What the task requires:
Read the records and write them out again exactly.

Data excerpts:
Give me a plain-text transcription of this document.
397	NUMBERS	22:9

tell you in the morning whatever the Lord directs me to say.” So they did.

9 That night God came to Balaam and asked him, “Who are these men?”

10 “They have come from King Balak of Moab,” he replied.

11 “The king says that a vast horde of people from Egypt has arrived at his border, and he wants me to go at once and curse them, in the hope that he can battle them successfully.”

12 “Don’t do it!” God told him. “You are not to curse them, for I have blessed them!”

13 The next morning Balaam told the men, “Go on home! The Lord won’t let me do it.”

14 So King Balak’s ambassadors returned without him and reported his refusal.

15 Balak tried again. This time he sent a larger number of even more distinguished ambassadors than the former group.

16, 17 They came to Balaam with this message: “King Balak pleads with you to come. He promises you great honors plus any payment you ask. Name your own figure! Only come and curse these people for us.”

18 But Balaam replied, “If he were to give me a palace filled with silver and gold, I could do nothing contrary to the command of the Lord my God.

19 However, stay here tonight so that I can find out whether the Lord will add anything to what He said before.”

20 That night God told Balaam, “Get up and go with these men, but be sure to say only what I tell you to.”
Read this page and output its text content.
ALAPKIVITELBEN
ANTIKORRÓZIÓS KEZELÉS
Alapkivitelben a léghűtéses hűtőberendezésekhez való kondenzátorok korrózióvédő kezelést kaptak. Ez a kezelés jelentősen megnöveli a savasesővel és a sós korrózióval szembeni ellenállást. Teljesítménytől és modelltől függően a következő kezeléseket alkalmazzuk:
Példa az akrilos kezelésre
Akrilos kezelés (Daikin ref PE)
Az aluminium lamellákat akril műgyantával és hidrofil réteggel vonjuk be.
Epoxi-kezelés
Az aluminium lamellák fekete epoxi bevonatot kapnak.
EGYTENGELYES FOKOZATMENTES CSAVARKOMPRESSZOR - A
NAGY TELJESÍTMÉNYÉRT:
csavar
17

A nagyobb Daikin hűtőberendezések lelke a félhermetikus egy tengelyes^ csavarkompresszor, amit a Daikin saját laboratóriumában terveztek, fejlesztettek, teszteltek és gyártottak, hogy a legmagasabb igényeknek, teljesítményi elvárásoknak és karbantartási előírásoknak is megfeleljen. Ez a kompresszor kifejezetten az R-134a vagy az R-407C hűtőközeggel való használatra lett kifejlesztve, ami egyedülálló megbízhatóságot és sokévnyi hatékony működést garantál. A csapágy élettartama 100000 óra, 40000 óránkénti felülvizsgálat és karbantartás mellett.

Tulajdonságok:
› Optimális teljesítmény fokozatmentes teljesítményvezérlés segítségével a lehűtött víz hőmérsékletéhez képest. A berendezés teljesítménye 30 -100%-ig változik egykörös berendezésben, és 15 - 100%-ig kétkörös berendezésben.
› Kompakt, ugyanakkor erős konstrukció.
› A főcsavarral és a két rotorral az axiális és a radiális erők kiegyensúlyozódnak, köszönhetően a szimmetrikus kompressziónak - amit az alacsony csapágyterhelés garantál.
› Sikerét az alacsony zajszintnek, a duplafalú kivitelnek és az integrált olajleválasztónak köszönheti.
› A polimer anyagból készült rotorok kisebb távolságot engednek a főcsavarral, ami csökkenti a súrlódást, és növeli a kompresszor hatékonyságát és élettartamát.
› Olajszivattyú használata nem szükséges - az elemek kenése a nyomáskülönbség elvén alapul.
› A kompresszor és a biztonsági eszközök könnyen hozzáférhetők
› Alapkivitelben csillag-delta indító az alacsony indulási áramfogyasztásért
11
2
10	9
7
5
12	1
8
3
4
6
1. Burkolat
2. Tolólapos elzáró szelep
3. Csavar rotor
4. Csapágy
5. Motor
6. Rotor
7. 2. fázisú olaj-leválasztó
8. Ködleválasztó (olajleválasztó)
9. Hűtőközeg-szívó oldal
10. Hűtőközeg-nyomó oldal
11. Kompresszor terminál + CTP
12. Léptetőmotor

The answer:
Give me a plain-text transcription of this document.
397	NUMBERS	22:9

tell you in the morning whatever the Lord directs me to say.” So they did.

9 That night God came to Balaam and asked him, “Who are these men?”

10 “They have come from King Balak of Moab,” he replied.

11 “The king says that a vast horde of people from Egypt has arrived at his border, and he wants me to go at once and curse them, in the hope that he can battle them successfully.”

12 “Don’t do it!” God told him. “You are not to curse them, for I have blessed them!”

13 The next morning Balaam told the men, “Go on home! The Lord won’t let me do it.”

14 So King Balak’s ambassadors returned without him and reported his refusal.

15 Balak tried again. This time he sent a larger number of even more distinguished ambassadors than the former group.

16, 17 They came to Balaam with this message: “King Balak pleads with you to come. He promises you great honors plus any payment you ask. Name your own figure! Only come and curse these people for us.”

18 But Balaam replied, “If he were to give me a palace filled with silver and gold, I could do nothing contrary to the command of the Lord my God.

19 However, stay here tonight so that I can find out whether the Lord will add anything to what He said before.”

20 That night God told Balaam, “Get up and go with these men, but be sure to say only what I tell you to.”
Read this page and output its text content.
ALAPKIVITELBEN
ANTIKORRÓZIÓS KEZELÉS
Alapkivitelben a léghűtéses hűtőberendezésekhez való kondenzátorok korrózióvédő kezelést kaptak. Ez a kezelés jelentősen megnöveli a savasesővel és a sós korrózióval szembeni ellenállást. Teljesítménytől és modelltől függően a következő kezeléseket alkalmazzuk:
Példa az akrilos kezelésre
Akrilos kezelés (Daikin ref PE)
Az aluminium lamellákat akril műgyantával és hidrofil réteggel vonjuk be.
Epoxi-kezelés
Az aluminium lamellák fekete epoxi bevonatot kapnak.
EGYTENGELYES FOKOZATMENTES CSAVARKOMPRESSZOR - A
NAGY TELJESÍTMÉNYÉRT:
csavar
17

A nagyobb Daikin hűtőberendezések lelke a félhermetikus egy tengelyes^ csavarkompresszor, amit a Daikin saját laboratóriumában terveztek, fejlesztettek, teszteltek és gyártottak, hogy a legmagasabb igényeknek, teljesítményi elvárásoknak és karbantartási előírásoknak is megfeleljen. Ez a kompresszor kifejezetten az R-134a vagy az R-407C hűtőközeggel való használatra lett kifejlesztve, ami egyedülálló megbízhatóságot és sokévnyi hatékony működést garantál. A csapágy élettartama 100000 óra, 40000 óránkénti felülvizsgálat és karbantartás mellett.

Tulajdonságok:
› Optimális teljesítmény fokozatmentes teljesítményvezérlés segítségével a lehűtött víz hőmérsékletéhez képest. A berendezés teljesítménye 30 -100%-ig változik egykörös berendezésben, és 15 - 100%-ig kétkörös berendezésben.
› Kompakt, ugyanakkor erős konstrukció.
› A főcsavarral és a két rotorral az axiális és a radiális erők kiegyensúlyozódnak, köszönhetően a szimmetrikus kompressziónak - amit az alacsony csapágyterhelés garantál.
› Sikerét az alacsony zajszintnek, a duplafalú kivitelnek és az integrált olajleválasztónak köszönheti.
› A polimer anyagból készült rotorok kisebb távolságot engednek a főcsavarral, ami csökkenti a súrlódást, és növeli a kompresszor hatékonyságát és élettartamát.
› Olajszivattyú használata nem szükséges - az elemek kenése a nyomáskülönbség elvén alapul.
› A kompresszor és a biztonsági eszközök könnyen hozzáférhetők
› Alapkivitelben csillag-delta indító az alacsony indulási áramfogyasztásért
11
2
10	9
7
5
12	1
8
3
4
6
1. Burkolat
2. Tolólapos elzáró szelep
3. Csavar rotor
4. Csapágy
5. Motor
6. Rotor
7. 2. fázisú olaj-leválasztó
8. Ködleválasztó (olajleválasztó)
9. Hűtőközeg-szívó oldal
10. Hűtőközeg-nyomó oldal
11. Kompresszor terminál + CTP
12. Léptetőmotor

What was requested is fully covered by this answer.